=== AVAILABLE DATA ===
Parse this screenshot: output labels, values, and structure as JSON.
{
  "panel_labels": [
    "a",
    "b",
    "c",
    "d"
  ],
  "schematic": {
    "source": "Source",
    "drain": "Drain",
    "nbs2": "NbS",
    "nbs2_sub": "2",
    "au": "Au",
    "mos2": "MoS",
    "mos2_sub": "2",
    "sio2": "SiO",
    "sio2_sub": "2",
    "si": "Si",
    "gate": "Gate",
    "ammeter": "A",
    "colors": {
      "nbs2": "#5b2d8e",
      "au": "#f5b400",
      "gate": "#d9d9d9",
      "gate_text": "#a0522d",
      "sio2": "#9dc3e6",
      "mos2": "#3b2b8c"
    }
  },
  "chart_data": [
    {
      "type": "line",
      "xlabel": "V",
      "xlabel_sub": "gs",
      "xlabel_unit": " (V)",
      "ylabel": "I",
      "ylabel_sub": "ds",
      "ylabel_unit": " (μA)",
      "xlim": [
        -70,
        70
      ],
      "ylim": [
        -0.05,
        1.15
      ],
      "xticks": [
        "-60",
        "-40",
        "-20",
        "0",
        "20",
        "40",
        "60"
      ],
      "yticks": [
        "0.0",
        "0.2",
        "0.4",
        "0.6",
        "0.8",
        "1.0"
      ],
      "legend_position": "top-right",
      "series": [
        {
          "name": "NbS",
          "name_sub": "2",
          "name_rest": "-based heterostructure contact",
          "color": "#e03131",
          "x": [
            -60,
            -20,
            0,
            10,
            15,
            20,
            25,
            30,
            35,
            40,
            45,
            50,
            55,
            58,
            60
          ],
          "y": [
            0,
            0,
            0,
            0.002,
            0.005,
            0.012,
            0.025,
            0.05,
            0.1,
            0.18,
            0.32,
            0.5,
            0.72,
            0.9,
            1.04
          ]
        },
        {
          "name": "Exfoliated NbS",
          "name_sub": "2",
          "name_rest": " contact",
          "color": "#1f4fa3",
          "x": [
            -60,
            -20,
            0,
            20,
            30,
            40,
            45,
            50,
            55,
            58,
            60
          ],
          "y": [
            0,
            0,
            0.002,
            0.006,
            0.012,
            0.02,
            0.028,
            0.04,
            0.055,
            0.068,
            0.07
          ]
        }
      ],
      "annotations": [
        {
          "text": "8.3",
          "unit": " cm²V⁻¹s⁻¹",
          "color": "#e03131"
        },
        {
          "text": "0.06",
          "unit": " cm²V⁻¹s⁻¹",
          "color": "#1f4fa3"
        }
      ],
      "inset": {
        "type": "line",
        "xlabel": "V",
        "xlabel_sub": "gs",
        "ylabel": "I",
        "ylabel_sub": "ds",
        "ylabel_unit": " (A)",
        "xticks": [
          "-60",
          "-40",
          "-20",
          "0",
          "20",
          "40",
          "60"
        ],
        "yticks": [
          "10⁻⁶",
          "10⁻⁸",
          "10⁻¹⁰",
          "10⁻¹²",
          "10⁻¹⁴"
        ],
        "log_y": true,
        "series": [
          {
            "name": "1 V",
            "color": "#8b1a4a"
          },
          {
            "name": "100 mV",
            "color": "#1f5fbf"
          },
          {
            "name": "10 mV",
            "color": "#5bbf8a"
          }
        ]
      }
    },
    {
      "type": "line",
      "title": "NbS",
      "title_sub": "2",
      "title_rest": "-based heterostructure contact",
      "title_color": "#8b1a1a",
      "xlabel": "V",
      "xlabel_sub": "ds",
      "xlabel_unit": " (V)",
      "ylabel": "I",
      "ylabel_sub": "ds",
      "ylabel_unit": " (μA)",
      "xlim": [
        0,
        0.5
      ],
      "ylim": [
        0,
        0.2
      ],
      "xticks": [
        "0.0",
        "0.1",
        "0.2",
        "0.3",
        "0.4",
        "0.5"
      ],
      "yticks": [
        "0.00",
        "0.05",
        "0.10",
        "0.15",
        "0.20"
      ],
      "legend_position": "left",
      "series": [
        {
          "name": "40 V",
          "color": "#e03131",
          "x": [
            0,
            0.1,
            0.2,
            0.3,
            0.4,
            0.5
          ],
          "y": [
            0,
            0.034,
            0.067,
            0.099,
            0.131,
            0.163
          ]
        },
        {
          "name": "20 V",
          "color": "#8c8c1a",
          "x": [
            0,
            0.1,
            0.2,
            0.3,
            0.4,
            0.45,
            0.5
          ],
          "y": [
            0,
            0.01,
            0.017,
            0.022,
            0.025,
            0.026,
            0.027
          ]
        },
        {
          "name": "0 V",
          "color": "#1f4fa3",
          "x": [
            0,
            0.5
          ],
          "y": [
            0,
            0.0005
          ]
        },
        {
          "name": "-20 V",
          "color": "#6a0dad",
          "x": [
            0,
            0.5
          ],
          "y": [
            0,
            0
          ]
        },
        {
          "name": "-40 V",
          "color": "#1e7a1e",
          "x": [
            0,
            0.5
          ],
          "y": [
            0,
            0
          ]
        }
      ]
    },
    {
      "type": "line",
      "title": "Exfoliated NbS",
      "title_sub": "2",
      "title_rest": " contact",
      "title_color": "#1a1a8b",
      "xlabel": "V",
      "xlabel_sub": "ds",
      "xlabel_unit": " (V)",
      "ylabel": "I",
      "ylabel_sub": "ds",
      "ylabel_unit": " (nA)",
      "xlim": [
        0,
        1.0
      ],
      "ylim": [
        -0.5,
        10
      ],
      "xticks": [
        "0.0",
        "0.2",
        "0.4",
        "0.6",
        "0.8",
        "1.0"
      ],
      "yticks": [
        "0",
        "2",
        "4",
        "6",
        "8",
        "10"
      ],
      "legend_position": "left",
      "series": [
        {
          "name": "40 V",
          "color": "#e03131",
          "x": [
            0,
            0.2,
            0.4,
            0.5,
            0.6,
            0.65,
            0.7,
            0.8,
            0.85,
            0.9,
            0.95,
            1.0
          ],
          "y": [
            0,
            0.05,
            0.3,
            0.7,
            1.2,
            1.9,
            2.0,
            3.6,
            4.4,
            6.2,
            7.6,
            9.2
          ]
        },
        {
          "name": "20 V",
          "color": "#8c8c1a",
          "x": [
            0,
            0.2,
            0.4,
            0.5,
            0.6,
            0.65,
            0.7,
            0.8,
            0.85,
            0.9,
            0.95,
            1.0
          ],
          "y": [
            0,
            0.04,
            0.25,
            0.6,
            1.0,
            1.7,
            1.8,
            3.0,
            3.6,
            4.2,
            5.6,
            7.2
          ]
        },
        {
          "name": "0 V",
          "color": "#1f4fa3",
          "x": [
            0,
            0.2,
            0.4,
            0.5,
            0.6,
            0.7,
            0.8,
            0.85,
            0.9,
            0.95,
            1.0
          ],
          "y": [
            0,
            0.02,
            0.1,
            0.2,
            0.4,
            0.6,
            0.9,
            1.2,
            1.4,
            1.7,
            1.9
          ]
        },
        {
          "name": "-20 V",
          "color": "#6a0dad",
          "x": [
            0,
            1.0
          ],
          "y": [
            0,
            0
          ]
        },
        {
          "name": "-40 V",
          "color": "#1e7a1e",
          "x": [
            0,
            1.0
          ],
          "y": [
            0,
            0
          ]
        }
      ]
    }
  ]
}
===
INSTRUCTIONS TO FOLLOW:
In the listing, find every line containing the word "contact" and list it.

OUTPUT BELOW:
          "name_rest": "-based heterostructure contact",
          "name_rest": " contact",
      "title_rest": "-based heterostructure contact",
      "title_rest": " contact",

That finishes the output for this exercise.